[Start of Document text]

Fine, open country, corn and grass –
Aux Ormes at 11 3/4 – Neat, good little village, the
tool-box dropt off as we stopt à la poste, and getting the strap-holders sewed
on again delayed us 35 minutes –
Off again at 12 3/4 – Pretty river Vienne close right – Fine, broad,
wooded, corn (chiefly rye) and grass valley – Vines on the hillside (right) –
Sandy land all hereabouts – Not naturally fertile –
During this stage, (right)
observed 2 or 3 little white flags or poles as if for rail-road – Oats and
barley short and thin – Handsome stone bridge over the Vienne at Châtellerault,
and just after passing the bridge and the 2 old round towers at the end of
it, stop at the Poste, which is also the hotel Du Grand Monarque at 1 3/4 –
One of the main-bolts of the off back spring (fixed to
the bed of the under carriage) broken – What with the torment of blacksmiths to
mend this and women up against the carriage windows with cutlery, one had
enough to do, more especially as it rained (just began to rain) pretty
smartly –
Went into the hotel – Desired
the mistress to send for the man she herself employed on these occasions, and
in about 1/4 hour had agreed with him to do the job for 12/. + 1/. pour boire
for the workmen – To be done in 1 1/2 hour – Went afterwards twice to see that
all was going on right – It was good 2 1/2 hours before the job was done, and
then the men begged so hard, gave six sols over of pour boire –
Very heavy rain almost all the time – At least from 1 3/4 to 4 1/2, it rained
almost incessantly –
From 2 35/.. to 3 1/4 inked over
my travelling accounts from Friday (22nd instante mense up to now – Then half
asleep on the sofa – Then at 4 went (2nd time) to look after the carriage, then
ate a plate of (large-white) strawberries, Ann having had hers before –
Off again at 4 3/4 – Châtellerault seems a good town – Much improved – Much
new building since 1830 – Would not be teazed into buying any cutlery, but it
looks better finished and of a higher order of make than it was in 1830 – Nice
looking small penknives and scissors – Really looking like England – En sortant,
enter forest, which continues far towards La Tricherie, nice, neat, good little
village –
Fine country all today –
Walnut trees in good bearing along the road side, and now from La Tricherie are
fine, large healthy, handsome formed trees, like forest trees – Along the road
and at a little distance, park-like – The great quantity of poplars (Italian
and others, pruned to the very top, a striking feature ever since Paris –
indeed all over France?

[End of Document text]
[Start of Stored rows]

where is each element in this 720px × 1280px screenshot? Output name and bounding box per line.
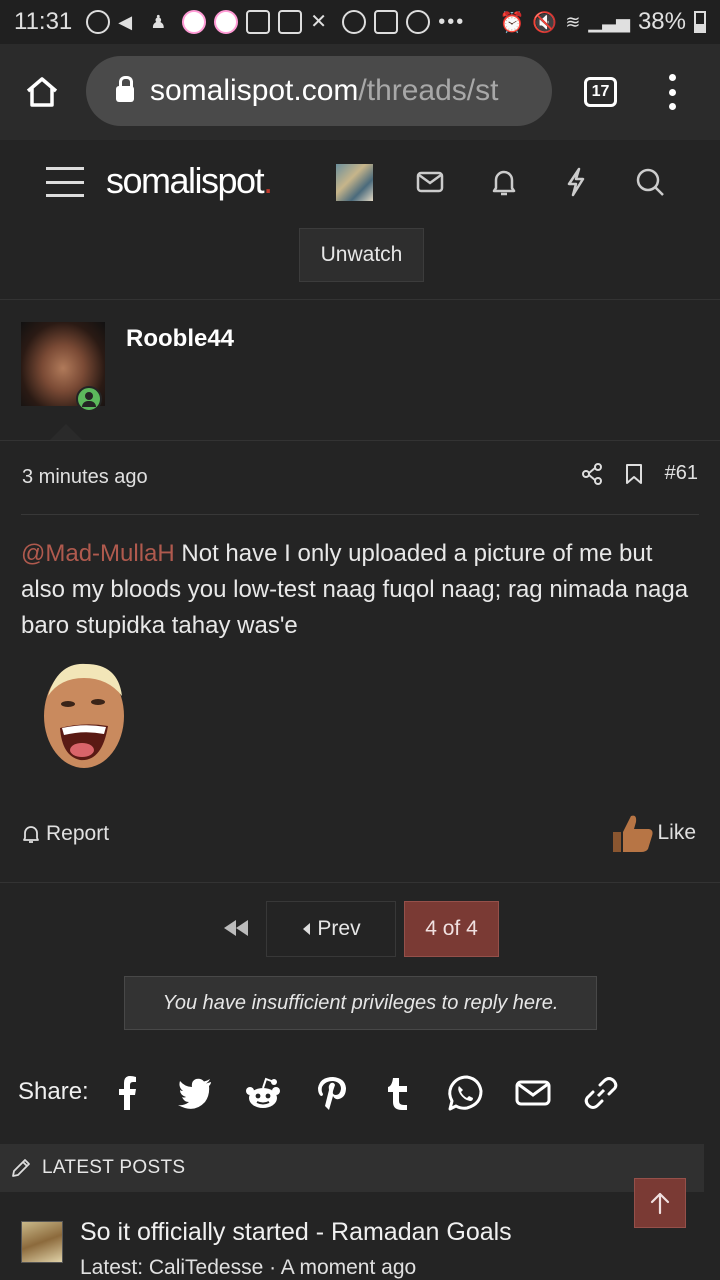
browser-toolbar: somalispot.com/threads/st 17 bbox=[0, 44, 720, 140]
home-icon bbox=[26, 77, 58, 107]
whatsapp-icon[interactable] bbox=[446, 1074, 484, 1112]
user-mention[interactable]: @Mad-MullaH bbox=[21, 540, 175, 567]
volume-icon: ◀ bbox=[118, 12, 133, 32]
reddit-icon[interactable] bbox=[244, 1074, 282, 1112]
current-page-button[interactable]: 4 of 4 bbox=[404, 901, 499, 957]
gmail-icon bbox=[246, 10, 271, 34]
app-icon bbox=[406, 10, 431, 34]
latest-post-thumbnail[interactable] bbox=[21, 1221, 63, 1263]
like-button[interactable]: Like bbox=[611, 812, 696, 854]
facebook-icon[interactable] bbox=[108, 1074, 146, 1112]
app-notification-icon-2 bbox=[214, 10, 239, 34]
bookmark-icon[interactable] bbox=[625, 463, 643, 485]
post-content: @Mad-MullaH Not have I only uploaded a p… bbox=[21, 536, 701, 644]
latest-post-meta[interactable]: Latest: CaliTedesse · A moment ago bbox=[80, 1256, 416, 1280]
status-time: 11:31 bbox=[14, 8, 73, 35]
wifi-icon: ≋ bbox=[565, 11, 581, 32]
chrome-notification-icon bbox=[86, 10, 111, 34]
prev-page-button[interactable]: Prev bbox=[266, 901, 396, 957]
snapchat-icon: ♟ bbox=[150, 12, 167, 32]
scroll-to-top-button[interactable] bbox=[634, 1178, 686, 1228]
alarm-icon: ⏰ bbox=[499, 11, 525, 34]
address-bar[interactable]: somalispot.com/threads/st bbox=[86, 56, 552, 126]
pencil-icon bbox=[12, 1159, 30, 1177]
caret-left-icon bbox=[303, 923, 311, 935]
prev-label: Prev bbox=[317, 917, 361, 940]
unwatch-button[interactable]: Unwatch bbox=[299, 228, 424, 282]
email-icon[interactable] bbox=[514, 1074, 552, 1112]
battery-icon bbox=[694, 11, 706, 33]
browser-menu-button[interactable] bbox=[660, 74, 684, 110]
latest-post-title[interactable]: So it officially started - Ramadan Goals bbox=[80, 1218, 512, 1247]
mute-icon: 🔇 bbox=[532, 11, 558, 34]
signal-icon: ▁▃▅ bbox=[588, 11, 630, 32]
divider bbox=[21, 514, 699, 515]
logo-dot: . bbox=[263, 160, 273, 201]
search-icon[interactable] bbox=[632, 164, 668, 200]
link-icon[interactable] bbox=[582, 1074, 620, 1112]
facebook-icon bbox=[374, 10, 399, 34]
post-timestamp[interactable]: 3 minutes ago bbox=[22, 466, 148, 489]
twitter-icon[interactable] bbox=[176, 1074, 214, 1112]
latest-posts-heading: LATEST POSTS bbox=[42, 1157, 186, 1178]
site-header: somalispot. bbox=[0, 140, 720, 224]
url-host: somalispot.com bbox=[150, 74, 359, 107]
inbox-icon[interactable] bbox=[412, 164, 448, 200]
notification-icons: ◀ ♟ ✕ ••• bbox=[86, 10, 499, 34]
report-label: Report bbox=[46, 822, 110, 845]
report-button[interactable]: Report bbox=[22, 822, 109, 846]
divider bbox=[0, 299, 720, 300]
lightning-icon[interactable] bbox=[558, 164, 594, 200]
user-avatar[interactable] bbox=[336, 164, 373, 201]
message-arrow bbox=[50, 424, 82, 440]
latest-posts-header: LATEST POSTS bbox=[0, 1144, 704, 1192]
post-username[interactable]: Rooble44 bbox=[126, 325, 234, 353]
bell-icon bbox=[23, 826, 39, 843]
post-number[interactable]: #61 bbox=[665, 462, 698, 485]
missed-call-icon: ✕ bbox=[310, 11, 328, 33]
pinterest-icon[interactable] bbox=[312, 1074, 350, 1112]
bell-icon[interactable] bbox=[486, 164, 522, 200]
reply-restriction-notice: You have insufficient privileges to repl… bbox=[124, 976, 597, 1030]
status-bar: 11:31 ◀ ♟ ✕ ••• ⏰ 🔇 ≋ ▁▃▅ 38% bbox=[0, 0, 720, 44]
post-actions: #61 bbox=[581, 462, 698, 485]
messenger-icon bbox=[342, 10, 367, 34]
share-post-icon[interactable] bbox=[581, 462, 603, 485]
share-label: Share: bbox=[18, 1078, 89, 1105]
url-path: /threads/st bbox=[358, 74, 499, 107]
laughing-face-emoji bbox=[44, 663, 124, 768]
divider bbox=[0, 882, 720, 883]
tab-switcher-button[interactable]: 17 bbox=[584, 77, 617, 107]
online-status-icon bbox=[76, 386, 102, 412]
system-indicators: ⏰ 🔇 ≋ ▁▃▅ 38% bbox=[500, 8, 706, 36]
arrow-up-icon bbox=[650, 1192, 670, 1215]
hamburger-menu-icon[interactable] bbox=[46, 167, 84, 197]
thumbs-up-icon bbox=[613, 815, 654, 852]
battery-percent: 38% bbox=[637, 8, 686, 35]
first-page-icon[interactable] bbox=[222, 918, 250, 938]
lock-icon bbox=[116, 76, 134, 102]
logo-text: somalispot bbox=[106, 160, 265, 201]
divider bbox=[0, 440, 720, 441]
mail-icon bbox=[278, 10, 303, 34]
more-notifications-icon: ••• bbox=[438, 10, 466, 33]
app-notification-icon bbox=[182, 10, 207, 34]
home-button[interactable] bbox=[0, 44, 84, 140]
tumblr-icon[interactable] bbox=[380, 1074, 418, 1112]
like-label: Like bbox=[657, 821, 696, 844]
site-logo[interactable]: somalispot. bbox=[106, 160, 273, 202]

[End of Stored rows]
[Start of Stored rows]

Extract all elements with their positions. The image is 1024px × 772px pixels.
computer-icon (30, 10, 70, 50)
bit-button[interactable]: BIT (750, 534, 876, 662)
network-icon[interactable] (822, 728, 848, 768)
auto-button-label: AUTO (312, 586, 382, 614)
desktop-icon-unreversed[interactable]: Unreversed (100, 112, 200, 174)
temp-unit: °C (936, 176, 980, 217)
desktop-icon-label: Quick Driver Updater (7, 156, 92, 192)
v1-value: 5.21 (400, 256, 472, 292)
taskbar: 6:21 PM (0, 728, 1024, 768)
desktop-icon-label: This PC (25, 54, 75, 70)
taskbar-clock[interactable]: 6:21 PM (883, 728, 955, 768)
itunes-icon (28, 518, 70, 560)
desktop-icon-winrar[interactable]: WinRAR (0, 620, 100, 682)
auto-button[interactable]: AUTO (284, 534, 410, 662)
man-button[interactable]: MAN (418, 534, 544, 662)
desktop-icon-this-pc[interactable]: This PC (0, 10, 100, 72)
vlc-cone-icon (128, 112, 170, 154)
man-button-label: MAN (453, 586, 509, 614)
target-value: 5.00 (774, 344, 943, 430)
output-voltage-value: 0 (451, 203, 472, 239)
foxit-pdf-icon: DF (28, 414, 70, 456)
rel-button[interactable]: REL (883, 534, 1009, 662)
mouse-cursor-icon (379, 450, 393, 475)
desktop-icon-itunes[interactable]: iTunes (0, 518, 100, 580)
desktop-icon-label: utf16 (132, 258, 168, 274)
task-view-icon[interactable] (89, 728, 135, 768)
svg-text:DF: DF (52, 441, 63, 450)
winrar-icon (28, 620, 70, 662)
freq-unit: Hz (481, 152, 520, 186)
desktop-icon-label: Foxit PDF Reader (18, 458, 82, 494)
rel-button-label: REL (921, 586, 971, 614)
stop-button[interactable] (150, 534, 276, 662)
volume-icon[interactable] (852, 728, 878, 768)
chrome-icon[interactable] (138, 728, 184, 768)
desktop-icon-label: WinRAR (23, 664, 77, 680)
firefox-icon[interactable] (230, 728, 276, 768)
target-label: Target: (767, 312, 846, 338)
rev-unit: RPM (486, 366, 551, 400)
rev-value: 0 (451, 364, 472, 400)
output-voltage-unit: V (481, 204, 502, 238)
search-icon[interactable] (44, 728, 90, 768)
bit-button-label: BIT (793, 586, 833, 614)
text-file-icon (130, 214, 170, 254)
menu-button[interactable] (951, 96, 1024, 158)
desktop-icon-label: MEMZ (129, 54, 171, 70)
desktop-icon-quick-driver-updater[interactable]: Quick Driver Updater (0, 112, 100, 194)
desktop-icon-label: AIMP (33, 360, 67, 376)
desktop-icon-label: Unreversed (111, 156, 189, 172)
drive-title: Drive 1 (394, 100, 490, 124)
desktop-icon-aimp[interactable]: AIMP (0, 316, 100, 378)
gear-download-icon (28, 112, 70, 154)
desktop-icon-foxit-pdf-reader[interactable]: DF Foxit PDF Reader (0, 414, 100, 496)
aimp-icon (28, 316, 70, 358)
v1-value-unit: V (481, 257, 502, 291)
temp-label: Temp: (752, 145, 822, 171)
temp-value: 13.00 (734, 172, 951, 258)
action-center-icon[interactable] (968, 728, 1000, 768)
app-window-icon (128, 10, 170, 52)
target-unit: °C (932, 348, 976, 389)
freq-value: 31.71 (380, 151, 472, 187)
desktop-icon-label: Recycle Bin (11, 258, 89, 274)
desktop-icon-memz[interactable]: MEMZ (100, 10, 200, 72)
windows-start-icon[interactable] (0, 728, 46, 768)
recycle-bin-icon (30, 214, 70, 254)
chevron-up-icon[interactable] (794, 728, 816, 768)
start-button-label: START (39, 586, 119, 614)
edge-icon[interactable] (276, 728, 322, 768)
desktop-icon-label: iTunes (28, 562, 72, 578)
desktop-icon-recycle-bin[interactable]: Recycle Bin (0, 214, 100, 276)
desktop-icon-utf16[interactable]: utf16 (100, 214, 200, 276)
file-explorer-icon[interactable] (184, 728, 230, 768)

[End of Stored rows]

▶ **Required actions**:
(a) From the travel diary, quote the passage between "Fine, open country, corn" and "this stage, (right)", inclusive.
(b) According to the travel diary, what hotel is the Poste at Châtellerault?

▶ **The responses**:
(a)
Fine, open country, corn and grass –
Aux Ormes at 11 3/4 – Neat, good little village, the
tool-box dropt off as we stopt à la poste, and getting the strap-holders sewed
on again delayed us 35 minutes –
Off again at 12 3/4 – Pretty river Vienne close right – Fine, broad,
wooded, corn (chiefly rye) and grass valley – Vines on the hillside (right) –
Sandy land all hereabouts – Not naturally fertile –
During this stage, (right)

(b) The hotel Du Grand Monarque.